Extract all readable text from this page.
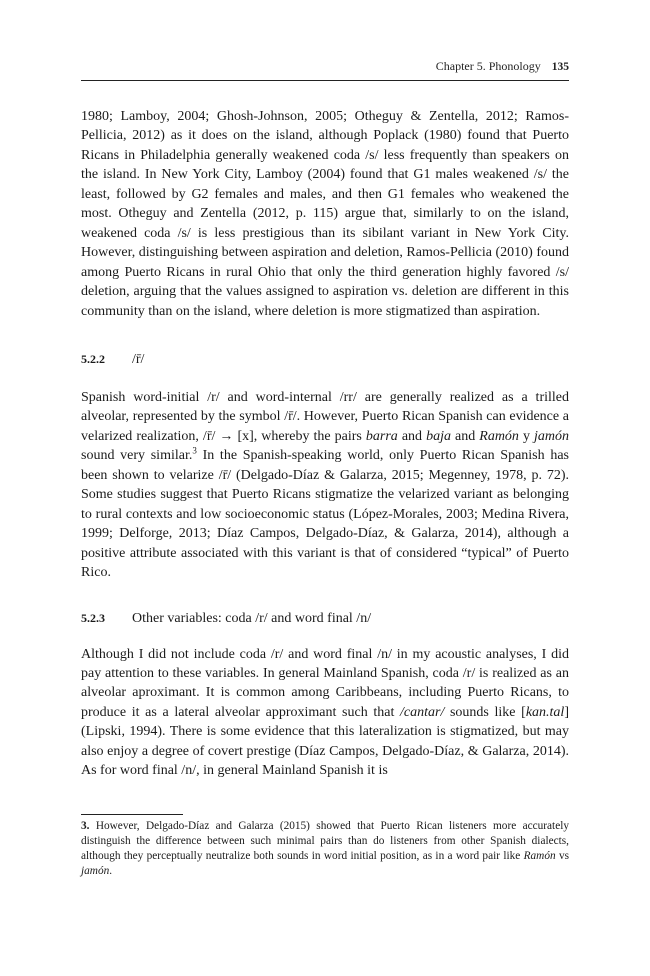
Chapter 5. Phonology 135

1980; Lamboy, 2004; Ghosh-Johnson, 2005; Otheguy & Zentella, 2012; Ramos-Pellicia, 2012) as it does on the island, although Poplack (1980) found that Puerto Ricans in Philadelphia generally weakened coda /s/ less frequently than speakers on the island. In New York City, Lamboy (2004) found that G1 males weakened /s/ the least, followed by G2 females and males, and then G1 females who weakened the most. Otheguy and Zentella (2012, p. 115) argue that, similarly to on the island, weakened coda /s/ is less prestigious than its sibilant variant in New York City. However, distinguishing between aspiration and deletion, Ramos-Pellicia (2010) found among Puerto Ricans in rural Ohio that only the third generation highly favored /s/ deletion, arguing that the values assigned to aspiration vs. deletion are different in this community than on the island, where deletion is more stigmatized than aspiration.

5.2.2 /r̄/

Spanish word-initial /r/ and word-internal /rr/ are generally realized as a trilled alveolar, represented by the symbol /r̄/. However, Puerto Rican Spanish can evidence a velarized realization, /r̄/ → [x], whereby the pairs barra and baja and Ramón y jamón sound very similar.$^3$ In the Spanish-speaking world, only Puerto Rican Spanish has been shown to velarize /r̄/ (Delgado-Díaz & Galarza, 2015; Megenney, 1978, p. 72). Some studies suggest that Puerto Ricans stigmatize the velarized variant as belonging to rural contexts and low socioeconomic status (López-Morales, 2003; Medina Rivera, 1999; Delforge, 2013; Díaz Campos, Delgado-Díaz, & Galarza, 2014), although a positive attribute associated with this variant is that of considered “typical” of Puerto Rico.

5.2.3 Other variables: coda /r/ and word final /n/

Although I did not include coda /r/ and word final /n/ in my acoustic analyses, I did pay attention to these variables. In general Mainland Spanish, coda /r/ is realized as an alveolar aproximant. It is common among Caribbeans, including Puerto Ricans, to produce it as a lateral alveolar approximant such that /cantar/ sounds like [kan.tal] (Lipski, 1994). There is some evidence that this lateralization is stigmatized, but may also enjoy a degree of covert prestige (Díaz Campos, Delgado-Díaz, & Galarza, 2014). As for word final /n/, in general Mainland Spanish it is

3. However, Delgado-Díaz and Galarza (2015) showed that Puerto Rican listeners more accurately distinguish the difference between such minimal pairs than do listeners from other Spanish dialects, although they perceptually neutralize both sounds in word initial position, as in a word pair like Ramón vs jamón.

→ WHAT IS ASKED:
Look over the listing. Pull out every line with the string "such" in it.

→ RESULT:
Although I did not include coda /r/ and word final /n/ in my acoustic analyses, I did pay attention to these variables. In general Mainland Spanish, coda /r/ is realized as an alveolar aproximant. It is common among Caribbeans, including Puerto Ricans, to produce it as a lateral alveolar approximant such that /cantar/ sounds like [kan.tal] (Lipski, 1994). There is some evidence that this lateralization is stigmatized, but may also enjoy a degree of covert prestige (Díaz Campos, Delgado-Díaz, & Galarza, 2014). As for word final /n/, in general Mainland Spanish it is
3. However, Delgado-Díaz and Galarza (2015) showed that Puerto Rican listeners more accurately distinguish the difference between such minimal pairs than do listeners from other Spanish dialects, although they perceptually neutralize both sounds in word initial position, as in a word pair like Ramón vs jamón.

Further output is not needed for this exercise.